*Exercise instructions*:
Could you extract every entry below and reproduce it exactly?

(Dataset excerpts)
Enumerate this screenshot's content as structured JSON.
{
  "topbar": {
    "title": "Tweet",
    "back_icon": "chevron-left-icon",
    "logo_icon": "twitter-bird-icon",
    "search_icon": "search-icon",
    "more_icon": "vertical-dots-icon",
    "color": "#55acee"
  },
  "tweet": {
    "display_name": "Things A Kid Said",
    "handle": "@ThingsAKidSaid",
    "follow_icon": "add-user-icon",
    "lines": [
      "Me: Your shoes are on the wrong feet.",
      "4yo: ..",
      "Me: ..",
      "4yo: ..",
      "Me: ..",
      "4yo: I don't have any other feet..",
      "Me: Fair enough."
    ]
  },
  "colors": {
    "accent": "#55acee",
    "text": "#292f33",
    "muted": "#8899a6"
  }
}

*Reply*:
Enumerate this screenshot's content as structured JSON.
{
  "topbar": {
    "title": "Tweet",
    "back_icon": "chevron-left-icon",
    "logo_icon": "twitter-bird-icon",
    "search_icon": "search-icon",
    "more_icon": "vertical-dots-icon",
    "color": "#55acee"
  },
  "tweet": {
    "display_name": "Things A Kid Said",
    "handle": "@ThingsAKidSaid",
    "follow_icon": "add-user-icon",
    "lines": [
      "Me: Your shoes are on the wrong feet.",
      "4yo: ..",
      "Me: ..",
      "4yo: ..",
      "Me: ..",
      "4yo: I don't have any other feet..",
      "Me: Fair enough."
    ]
  },
  "colors": {
    "accent": "#55acee",
    "text": "#292f33",
    "muted": "#8899a6"
  }
}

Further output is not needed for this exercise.